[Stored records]
[Start of section]
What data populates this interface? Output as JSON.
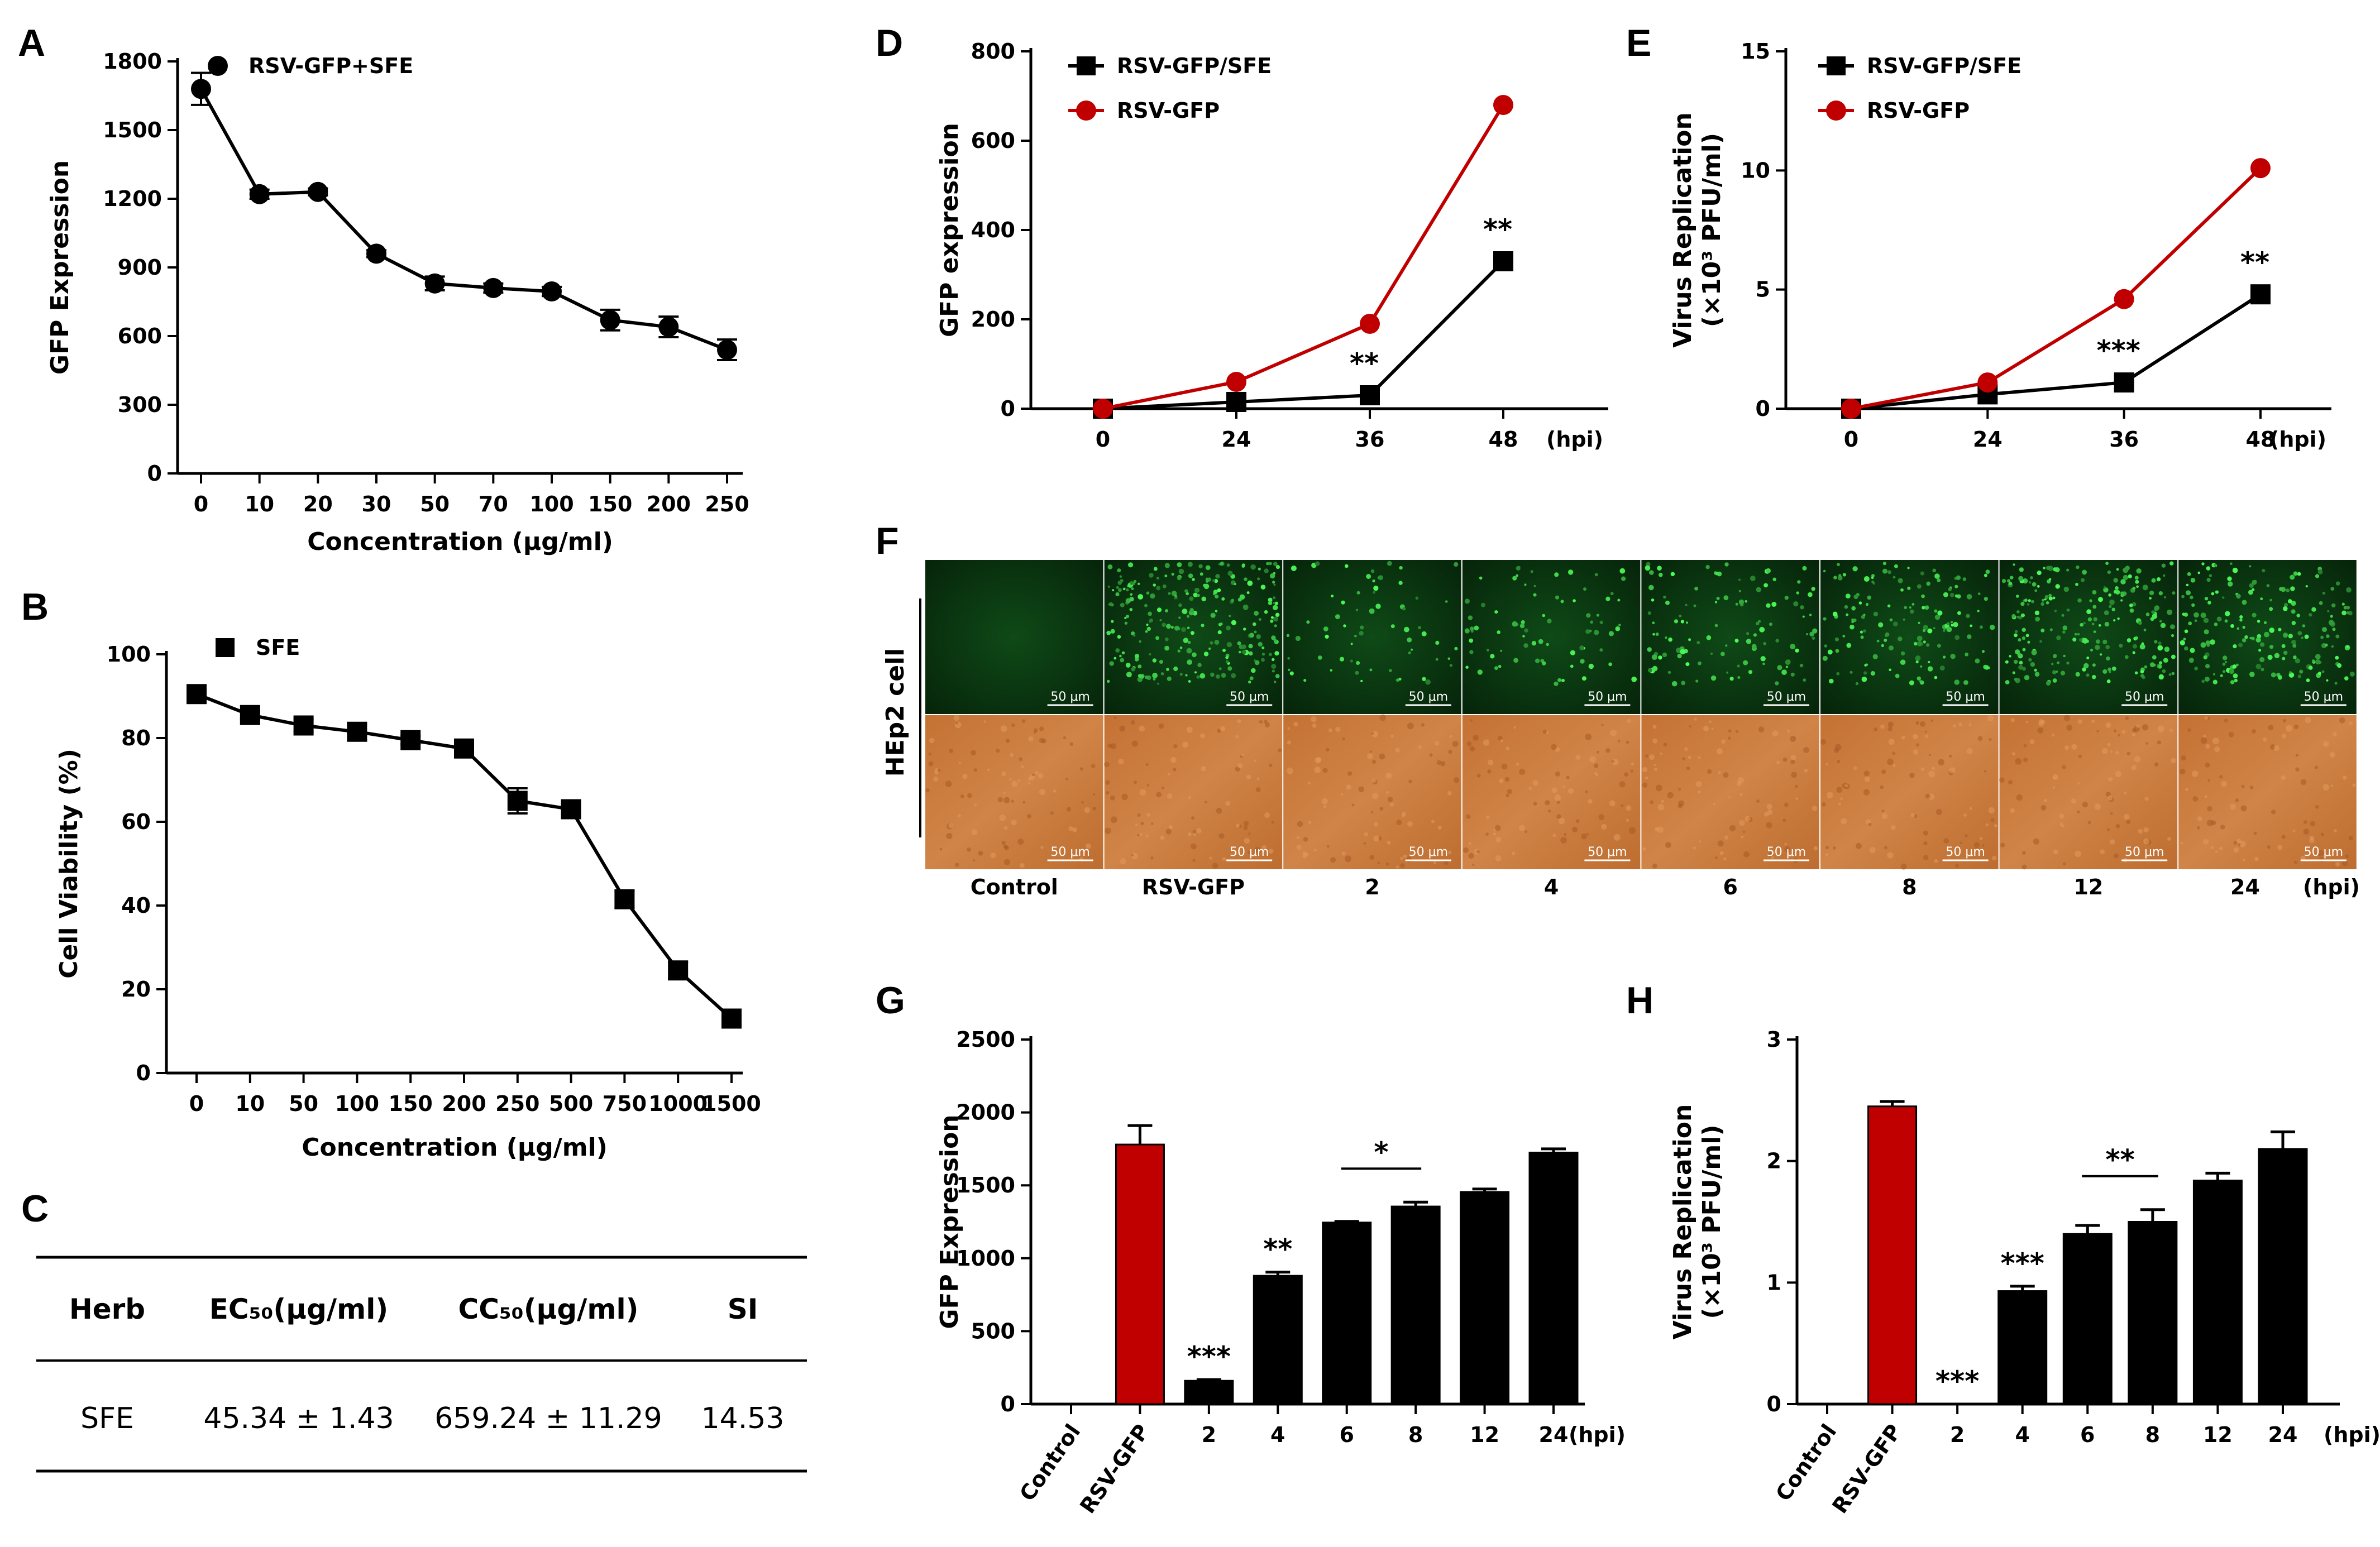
{
  "panel_labels": {
    "a": "A",
    "b": "B",
    "c": "C",
    "d": "D",
    "e": "E",
    "f": "F",
    "g": "G",
    "h": "H"
  },
  "units": {
    "hpi": "(hpi)"
  },
  "colors": {
    "black": "#000000",
    "red": "#c00000",
    "green_bg": "#0b3410",
    "brightfield": "#c9783a"
  },
  "chart_data": [
    {
      "panel": "A",
      "type": "line",
      "categories": [
        "0",
        "10",
        "20",
        "30",
        "50",
        "70",
        "100",
        "150",
        "200",
        "250"
      ],
      "series": [
        {
          "name": "RSV-GFP+SFE",
          "values": [
            1680,
            1220,
            1230,
            960,
            830,
            810,
            795,
            670,
            640,
            540
          ],
          "errors": [
            70,
            20,
            15,
            15,
            30,
            20,
            20,
            45,
            45,
            45
          ],
          "color": "#000000",
          "marker": "circle"
        }
      ],
      "ylim": [
        0,
        1800
      ],
      "yticks": [
        0,
        300,
        600,
        900,
        1200,
        1500,
        1800
      ],
      "xlabel": "Concentration (μg/ml)",
      "ylabel": "GFP Expression",
      "legend": "top-left"
    },
    {
      "panel": "B",
      "type": "line",
      "categories": [
        "0",
        "10",
        "50",
        "100",
        "150",
        "200",
        "250",
        "500",
        "750",
        "1000",
        "1500"
      ],
      "series": [
        {
          "name": "SFE",
          "values": [
            90.5,
            85.5,
            83,
            81.5,
            79.5,
            77.5,
            65,
            63,
            41.5,
            24.5,
            13
          ],
          "errors": [
            2,
            1,
            1.5,
            2,
            1,
            1,
            3,
            1.5,
            2,
            2,
            1.5
          ],
          "color": "#000000",
          "marker": "square"
        }
      ],
      "ylim": [
        0,
        100
      ],
      "yticks": [
        0,
        20,
        40,
        60,
        80,
        100
      ],
      "xlabel": "Concentration (μg/ml)",
      "ylabel": "Cell Viability (%)",
      "legend": "top-left"
    },
    {
      "panel": "C",
      "type": "table",
      "headers": [
        "Herb",
        "EC₅₀(μg/ml)",
        "CC₅₀(μg/ml)",
        "SI"
      ],
      "rows": [
        [
          "SFE",
          "45.34 ± 1.43",
          "659.24 ± 11.29",
          "14.53"
        ]
      ]
    },
    {
      "panel": "D",
      "type": "line",
      "categories": [
        "0",
        "24",
        "36",
        "48"
      ],
      "series": [
        {
          "name": "RSV-GFP/SFE",
          "values": [
            0,
            15,
            30,
            330
          ],
          "color": "#000000",
          "marker": "square"
        },
        {
          "name": "RSV-GFP",
          "values": [
            0,
            60,
            190,
            680
          ],
          "color": "#c00000",
          "marker": "circle"
        }
      ],
      "ylim": [
        0,
        800
      ],
      "yticks": [
        0,
        200,
        400,
        600,
        800
      ],
      "xlabel": "(hpi)",
      "ylabel": "GFP expression",
      "legend": "top-left",
      "annotations": [
        {
          "text": "**",
          "category": "36",
          "value": 30
        },
        {
          "text": "**",
          "category": "48",
          "value": 330
        }
      ]
    },
    {
      "panel": "E",
      "type": "line",
      "categories": [
        "0",
        "24",
        "36",
        "48"
      ],
      "series": [
        {
          "name": "RSV-GFP/SFE",
          "values": [
            0,
            0.6,
            1.1,
            4.8
          ],
          "color": "#000000",
          "marker": "square"
        },
        {
          "name": "RSV-GFP",
          "values": [
            0,
            1.1,
            4.6,
            10.1
          ],
          "color": "#c00000",
          "marker": "circle"
        }
      ],
      "ylim": [
        0,
        15
      ],
      "yticks": [
        0,
        5,
        10,
        15
      ],
      "xlabel": "(hpi)",
      "ylabel_line1": "Virus Replication",
      "ylabel_line2": "(×10³ PFU/ml)",
      "legend": "top-left",
      "annotations": [
        {
          "text": "***",
          "category": "36",
          "value": 1.1
        },
        {
          "text": "**",
          "category": "48",
          "value": 4.8
        }
      ]
    },
    {
      "panel": "G",
      "type": "bar",
      "categories": [
        "Control",
        "RSV-GFP",
        "2",
        "4",
        "6",
        "8",
        "12",
        "24"
      ],
      "values": [
        0,
        1780,
        160,
        880,
        1245,
        1355,
        1455,
        1725
      ],
      "errors": [
        0,
        130,
        8,
        25,
        8,
        30,
        20,
        25
      ],
      "colors": [
        "#000000",
        "#c00000",
        "#000000",
        "#000000",
        "#000000",
        "#000000",
        "#000000",
        "#000000"
      ],
      "ylim": [
        0,
        2500
      ],
      "yticks": [
        0,
        500,
        1000,
        1500,
        2000,
        2500
      ],
      "xlabel": "(hpi)",
      "ylabel": "GFP Expression",
      "annotations": [
        {
          "text": "***",
          "category": "2"
        },
        {
          "text": "**",
          "category": "4"
        },
        {
          "text": "*",
          "span": [
            "6",
            "8"
          ]
        }
      ]
    },
    {
      "panel": "H",
      "type": "bar",
      "categories": [
        "Control",
        "RSV-GFP",
        "2",
        "4",
        "6",
        "8",
        "12",
        "24"
      ],
      "values": [
        0,
        2.45,
        0,
        0.93,
        1.4,
        1.5,
        1.84,
        2.1
      ],
      "errors": [
        0,
        0.04,
        0,
        0.04,
        0.07,
        0.1,
        0.06,
        0.14
      ],
      "colors": [
        "#000000",
        "#c00000",
        "#000000",
        "#000000",
        "#000000",
        "#000000",
        "#000000",
        "#000000"
      ],
      "ylim": [
        0,
        3
      ],
      "yticks": [
        0,
        1,
        2,
        3
      ],
      "xlabel": "(hpi)",
      "ylabel_line1": "Virus Replication",
      "ylabel_line2": "(×10³ PFU/ml)",
      "annotations": [
        {
          "text": "***",
          "category": "2"
        },
        {
          "text": "***",
          "category": "4"
        },
        {
          "text": "**",
          "span": [
            "6",
            "8"
          ]
        }
      ]
    }
  ],
  "panel_f": {
    "row_label": "HEp2 cell",
    "scale_bar": "50 μm",
    "columns": [
      "Control",
      "RSV-GFP",
      "2",
      "4",
      "6",
      "8",
      "12",
      "24"
    ],
    "unit": "(hpi)",
    "green_density": [
      0,
      1.0,
      0.25,
      0.3,
      0.45,
      0.6,
      0.9,
      0.75
    ]
  }
}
[End of section]
Leave nothing out but the pictures when transcribing the records.

■ WRITTEN SOLUTION ■
What data populates this interface? Output as JSON.
{
  "panel_labels": {
    "a": "A",
    "b": "B",
    "c": "C",
    "d": "D",
    "e": "E",
    "f": "F",
    "g": "G",
    "h": "H"
  },
  "units": {
    "hpi": "(hpi)"
  },
  "colors": {
    "black": "#000000",
    "red": "#c00000",
    "green_bg": "#0b3410",
    "brightfield": "#c9783a"
  },
  "chart_data": [
    {
      "panel": "A",
      "type": "line",
      "categories": [
        "0",
        "10",
        "20",
        "30",
        "50",
        "70",
        "100",
        "150",
        "200",
        "250"
      ],
      "series": [
        {
          "name": "RSV-GFP+SFE",
          "values": [
            1680,
            1220,
            1230,
            960,
            830,
            810,
            795,
            670,
            640,
            540
          ],
          "errors": [
            70,
            20,
            15,
            15,
            30,
            20,
            20,
            45,
            45,
            45
          ],
          "color": "#000000",
          "marker": "circle"
        }
      ],
      "ylim": [
        0,
        1800
      ],
      "yticks": [
        0,
        300,
        600,
        900,
        1200,
        1500,
        1800
      ],
      "xlabel": "Concentration (μg/ml)",
      "ylabel": "GFP Expression",
      "legend": "top-left"
    },
    {
      "panel": "B",
      "type": "line",
      "categories": [
        "0",
        "10",
        "50",
        "100",
        "150",
        "200",
        "250",
        "500",
        "750",
        "1000",
        "1500"
      ],
      "series": [
        {
          "name": "SFE",
          "values": [
            90.5,
            85.5,
            83,
            81.5,
            79.5,
            77.5,
            65,
            63,
            41.5,
            24.5,
            13
          ],
          "errors": [
            2,
            1,
            1.5,
            2,
            1,
            1,
            3,
            1.5,
            2,
            2,
            1.5
          ],
          "color": "#000000",
          "marker": "square"
        }
      ],
      "ylim": [
        0,
        100
      ],
      "yticks": [
        0,
        20,
        40,
        60,
        80,
        100
      ],
      "xlabel": "Concentration (μg/ml)",
      "ylabel": "Cell Viability (%)",
      "legend": "top-left"
    },
    {
      "panel": "C",
      "type": "table",
      "headers": [
        "Herb",
        "EC₅₀(μg/ml)",
        "CC₅₀(μg/ml)",
        "SI"
      ],
      "rows": [
        [
          "SFE",
          "45.34 ± 1.43",
          "659.24 ± 11.29",
          "14.53"
        ]
      ]
    },
    {
      "panel": "D",
      "type": "line",
      "categories": [
        "0",
        "24",
        "36",
        "48"
      ],
      "series": [
        {
          "name": "RSV-GFP/SFE",
          "values": [
            0,
            15,
            30,
            330
          ],
          "color": "#000000",
          "marker": "square"
        },
        {
          "name": "RSV-GFP",
          "values": [
            0,
            60,
            190,
            680
          ],
          "color": "#c00000",
          "marker": "circle"
        }
      ],
      "ylim": [
        0,
        800
      ],
      "yticks": [
        0,
        200,
        400,
        600,
        800
      ],
      "xlabel": "(hpi)",
      "ylabel": "GFP expression",
      "legend": "top-left",
      "annotations": [
        {
          "text": "**",
          "category": "36",
          "value": 30
        },
        {
          "text": "**",
          "category": "48",
          "value": 330
        }
      ]
    },
    {
      "panel": "E",
      "type": "line",
      "categories": [
        "0",
        "24",
        "36",
        "48"
      ],
      "series": [
        {
          "name": "RSV-GFP/SFE",
          "values": [
            0,
            0.6,
            1.1,
            4.8
          ],
          "color": "#000000",
          "marker": "square"
        },
        {
          "name": "RSV-GFP",
          "values": [
            0,
            1.1,
            4.6,
            10.1
          ],
          "color": "#c00000",
          "marker": "circle"
        }
      ],
      "ylim": [
        0,
        15
      ],
      "yticks": [
        0,
        5,
        10,
        15
      ],
      "xlabel": "(hpi)",
      "ylabel_line1": "Virus Replication",
      "ylabel_line2": "(×10³ PFU/ml)",
      "legend": "top-left",
      "annotations": [
        {
          "text": "***",
          "category": "36",
          "value": 1.1
        },
        {
          "text": "**",
          "category": "48",
          "value": 4.8
        }
      ]
    },
    {
      "panel": "G",
      "type": "bar",
      "categories": [
        "Control",
        "RSV-GFP",
        "2",
        "4",
        "6",
        "8",
        "12",
        "24"
      ],
      "values": [
        0,
        1780,
        160,
        880,
        1245,
        1355,
        1455,
        1725
      ],
      "errors": [
        0,
        130,
        8,
        25,
        8,
        30,
        20,
        25
      ],
      "colors": [
        "#000000",
        "#c00000",
        "#000000",
        "#000000",
        "#000000",
        "#000000",
        "#000000",
        "#000000"
      ],
      "ylim": [
        0,
        2500
      ],
      "yticks": [
        0,
        500,
        1000,
        1500,
        2000,
        2500
      ],
      "xlabel": "(hpi)",
      "ylabel": "GFP Expression",
      "annotations": [
        {
          "text": "***",
          "category": "2"
        },
        {
          "text": "**",
          "category": "4"
        },
        {
          "text": "*",
          "span": [
            "6",
            "8"
          ]
        }
      ]
    },
    {
      "panel": "H",
      "type": "bar",
      "categories": [
        "Control",
        "RSV-GFP",
        "2",
        "4",
        "6",
        "8",
        "12",
        "24"
      ],
      "values": [
        0,
        2.45,
        0,
        0.93,
        1.4,
        1.5,
        1.84,
        2.1
      ],
      "errors": [
        0,
        0.04,
        0,
        0.04,
        0.07,
        0.1,
        0.06,
        0.14
      ],
      "colors": [
        "#000000",
        "#c00000",
        "#000000",
        "#000000",
        "#000000",
        "#000000",
        "#000000",
        "#000000"
      ],
      "ylim": [
        0,
        3
      ],
      "yticks": [
        0,
        1,
        2,
        3
      ],
      "xlabel": "(hpi)",
      "ylabel_line1": "Virus Replication",
      "ylabel_line2": "(×10³ PFU/ml)",
      "annotations": [
        {
          "text": "***",
          "category": "2"
        },
        {
          "text": "***",
          "category": "4"
        },
        {
          "text": "**",
          "span": [
            "6",
            "8"
          ]
        }
      ]
    }
  ],
  "panel_f": {
    "row_label": "HEp2 cell",
    "scale_bar": "50 μm",
    "columns": [
      "Control",
      "RSV-GFP",
      "2",
      "4",
      "6",
      "8",
      "12",
      "24"
    ],
    "unit": "(hpi)",
    "green_density": [
      0,
      1.0,
      0.25,
      0.3,
      0.45,
      0.6,
      0.9,
      0.75
    ]
  }
}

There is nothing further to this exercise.